» The data
§

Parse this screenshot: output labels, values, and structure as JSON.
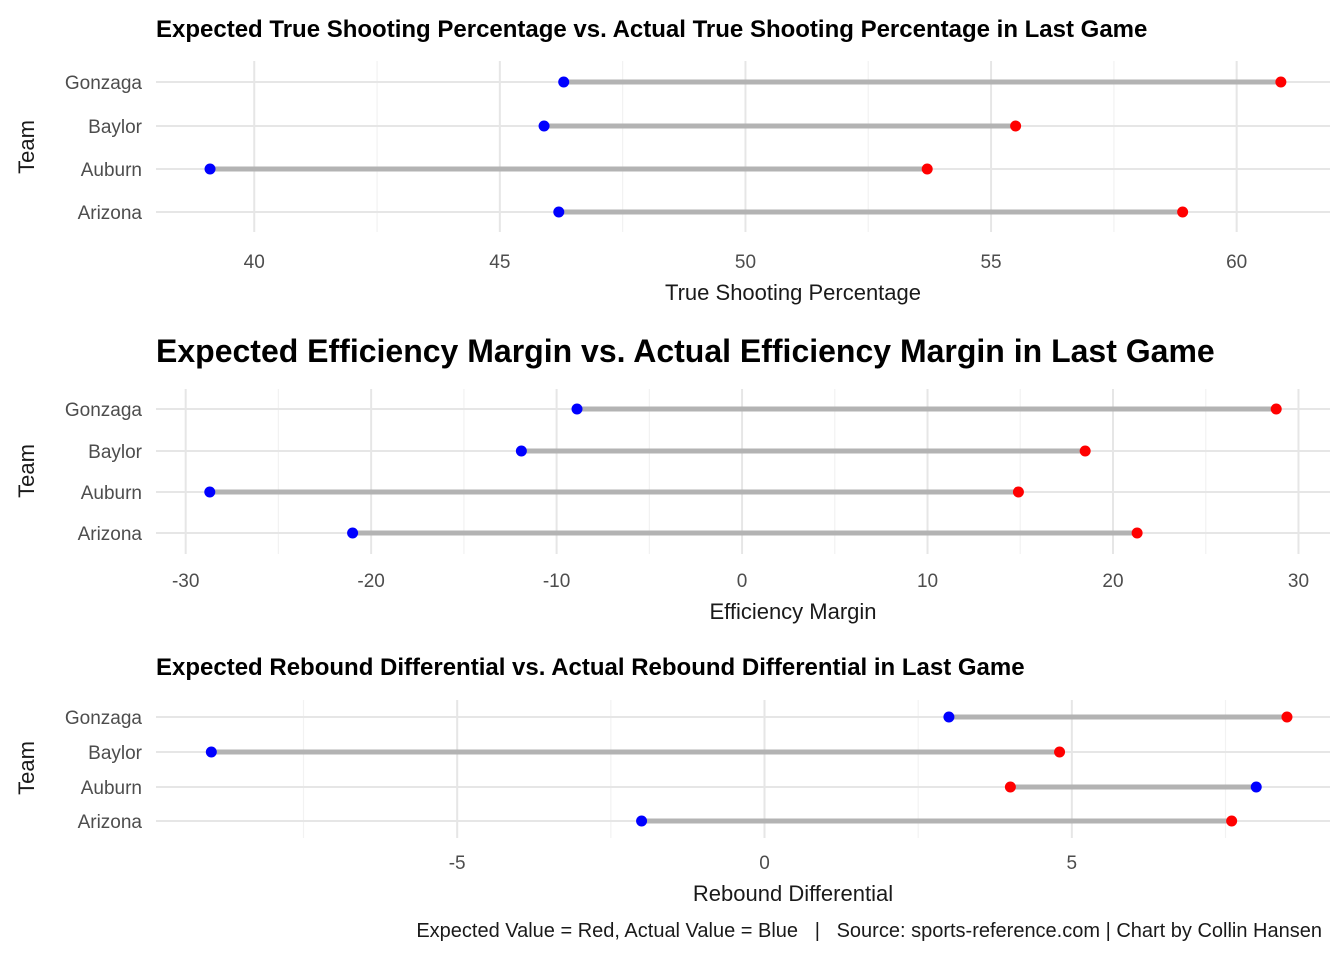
{
  "chart_data": [
    {
      "type": "dumbbell",
      "title": "Expected True Shooting Percentage vs. Actual True Shooting Percentage in Last Game",
      "xlabel": "True Shooting Percentage",
      "ylabel": "Team",
      "categories": [
        "Arizona",
        "Auburn",
        "Baylor",
        "Gonzaga"
      ],
      "series": [
        {
          "name": "Expected Value",
          "color": "#ff0000",
          "values": [
            58.9,
            53.7,
            55.5,
            60.9
          ]
        },
        {
          "name": "Actual Value",
          "color": "#0000ff",
          "values": [
            46.2,
            39.1,
            45.9,
            46.3
          ]
        }
      ],
      "xlim": [
        38.0,
        61.9
      ],
      "xticks": [
        40,
        45,
        50,
        55,
        60
      ],
      "grid": true
    },
    {
      "type": "dumbbell",
      "title": "Expected Efficiency Margin vs. Actual Efficiency Margin in Last Game",
      "xlabel": "Efficiency Margin",
      "ylabel": "Team",
      "categories": [
        "Arizona",
        "Auburn",
        "Baylor",
        "Gonzaga"
      ],
      "series": [
        {
          "name": "Expected Value",
          "color": "#ff0000",
          "values": [
            21.3,
            14.9,
            18.5,
            28.8
          ]
        },
        {
          "name": "Actual Value",
          "color": "#0000ff",
          "values": [
            -21.0,
            -28.7,
            -11.9,
            -8.9
          ]
        }
      ],
      "xlim": [
        -31.6,
        31.7
      ],
      "xticks": [
        -30,
        -20,
        -10,
        0,
        10,
        20,
        30
      ],
      "grid": true
    },
    {
      "type": "dumbbell",
      "title": "Expected Rebound Differential vs. Actual Rebound Differential in Last Game",
      "xlabel": "Rebound Differential",
      "ylabel": "Team",
      "categories": [
        "Arizona",
        "Auburn",
        "Baylor",
        "Gonzaga"
      ],
      "series": [
        {
          "name": "Expected Value",
          "color": "#ff0000",
          "values": [
            7.6,
            4.0,
            4.8,
            8.5
          ]
        },
        {
          "name": "Actual Value",
          "color": "#0000ff",
          "values": [
            -2.0,
            8.0,
            -9.0,
            3.0
          ]
        }
      ],
      "xlim": [
        -9.9,
        9.2
      ],
      "xticks": [
        -5,
        0,
        5
      ],
      "grid": true
    }
  ],
  "caption": "Expected Value = Red, Actual Value = Blue   |   Source: sports-reference.com | Chart by Collin Hansen"
}
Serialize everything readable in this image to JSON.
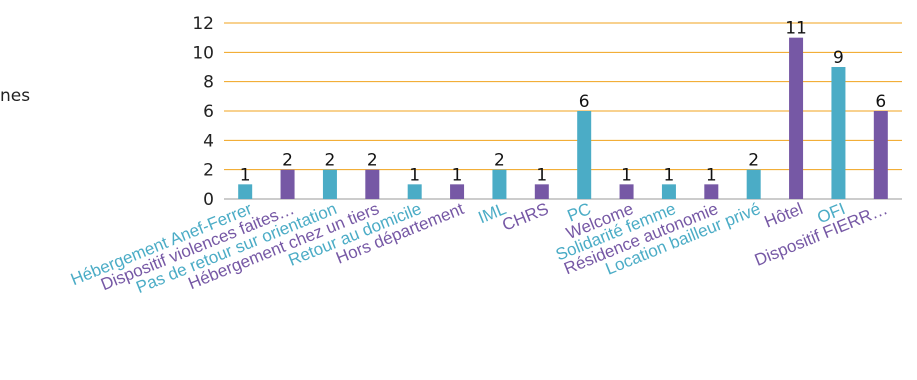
{
  "side_text": "nes",
  "colors": {
    "teal": "#4BACC6",
    "purple": "#7658A5",
    "grid": "#F0A31C",
    "axis": "#9a9a9a"
  },
  "chart_data": {
    "type": "bar",
    "title": "",
    "xlabel": "",
    "ylabel": "",
    "ylim": [
      0,
      12
    ],
    "yticks": [
      0,
      2,
      4,
      6,
      8,
      10,
      12
    ],
    "grid": true,
    "categories": [
      "Hébergement Anef-Ferrer",
      "Dispositif violences faites…",
      "Pas de retour sur orientation",
      "Hébergement chez un tiers",
      "Retour au domicile",
      "Hors département",
      "IML",
      "CHRS",
      "PC",
      "Welcome",
      "Solidarité femme",
      "Résidence autonomie",
      "Location bailleur privé",
      "Hôtel",
      "OFI",
      "Dispositif FIERR…"
    ],
    "values": [
      1,
      2,
      2,
      2,
      1,
      1,
      2,
      1,
      6,
      1,
      1,
      1,
      2,
      11,
      9,
      6
    ],
    "bar_colors": [
      "teal",
      "purple",
      "teal",
      "purple",
      "teal",
      "purple",
      "teal",
      "purple",
      "teal",
      "purple",
      "teal",
      "purple",
      "teal",
      "purple",
      "teal",
      "purple"
    ]
  }
}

§

» Set problem
Restate the listing above word for word, and skip the pictures.

» Output of the task
Parse this screenshot: output labels, values, and structure as JSON.
{
  "chart_data": [
    {
      "type": "dumbbell",
      "title": "Expected True Shooting Percentage vs. Actual True Shooting Percentage in Last Game",
      "xlabel": "True Shooting Percentage",
      "ylabel": "Team",
      "categories": [
        "Arizona",
        "Auburn",
        "Baylor",
        "Gonzaga"
      ],
      "series": [
        {
          "name": "Expected Value",
          "color": "#ff0000",
          "values": [
            58.9,
            53.7,
            55.5,
            60.9
          ]
        },
        {
          "name": "Actual Value",
          "color": "#0000ff",
          "values": [
            46.2,
            39.1,
            45.9,
            46.3
          ]
        }
      ],
      "xlim": [
        38.0,
        61.9
      ],
      "xticks": [
        40,
        45,
        50,
        55,
        60
      ],
      "grid": true
    },
    {
      "type": "dumbbell",
      "title": "Expected Efficiency Margin vs. Actual Efficiency Margin in Last Game",
      "xlabel": "Efficiency Margin",
      "ylabel": "Team",
      "categories": [
        "Arizona",
        "Auburn",
        "Baylor",
        "Gonzaga"
      ],
      "series": [
        {
          "name": "Expected Value",
          "color": "#ff0000",
          "values": [
            21.3,
            14.9,
            18.5,
            28.8
          ]
        },
        {
          "name": "Actual Value",
          "color": "#0000ff",
          "values": [
            -21.0,
            -28.7,
            -11.9,
            -8.9
          ]
        }
      ],
      "xlim": [
        -31.6,
        31.7
      ],
      "xticks": [
        -30,
        -20,
        -10,
        0,
        10,
        20,
        30
      ],
      "grid": true
    },
    {
      "type": "dumbbell",
      "title": "Expected Rebound Differential vs. Actual Rebound Differential in Last Game",
      "xlabel": "Rebound Differential",
      "ylabel": "Team",
      "categories": [
        "Arizona",
        "Auburn",
        "Baylor",
        "Gonzaga"
      ],
      "series": [
        {
          "name": "Expected Value",
          "color": "#ff0000",
          "values": [
            7.6,
            4.0,
            4.8,
            8.5
          ]
        },
        {
          "name": "Actual Value",
          "color": "#0000ff",
          "values": [
            -2.0,
            8.0,
            -9.0,
            3.0
          ]
        }
      ],
      "xlim": [
        -9.9,
        9.2
      ],
      "xticks": [
        -5,
        0,
        5
      ],
      "grid": true
    }
  ],
  "caption": "Expected Value = Red, Actual Value = Blue   |   Source: sports-reference.com | Chart by Collin Hansen"
}
Serialize everything readable in this image to JSON.
{
  "side_text": "nes",
  "colors": {
    "teal": "#4BACC6",
    "purple": "#7658A5",
    "grid": "#F0A31C",
    "axis": "#9a9a9a"
  },
  "chart_data": {
    "type": "bar",
    "title": "",
    "xlabel": "",
    "ylabel": "",
    "ylim": [
      0,
      12
    ],
    "yticks": [
      0,
      2,
      4,
      6,
      8,
      10,
      12
    ],
    "grid": true,
    "categories": [
      "Hébergement Anef-Ferrer",
      "Dispositif violences faites…",
      "Pas de retour sur orientation",
      "Hébergement chez un tiers",
      "Retour au domicile",
      "Hors département",
      "IML",
      "CHRS",
      "PC",
      "Welcome",
      "Solidarité femme",
      "Résidence autonomie",
      "Location bailleur privé",
      "Hôtel",
      "OFI",
      "Dispositif FIERR…"
    ],
    "values": [
      1,
      2,
      2,
      2,
      1,
      1,
      2,
      1,
      6,
      1,
      1,
      1,
      2,
      11,
      9,
      6
    ],
    "bar_colors": [
      "teal",
      "purple",
      "teal",
      "purple",
      "teal",
      "purple",
      "teal",
      "purple",
      "teal",
      "purple",
      "teal",
      "purple",
      "teal",
      "purple",
      "teal",
      "purple"
    ]
  }
}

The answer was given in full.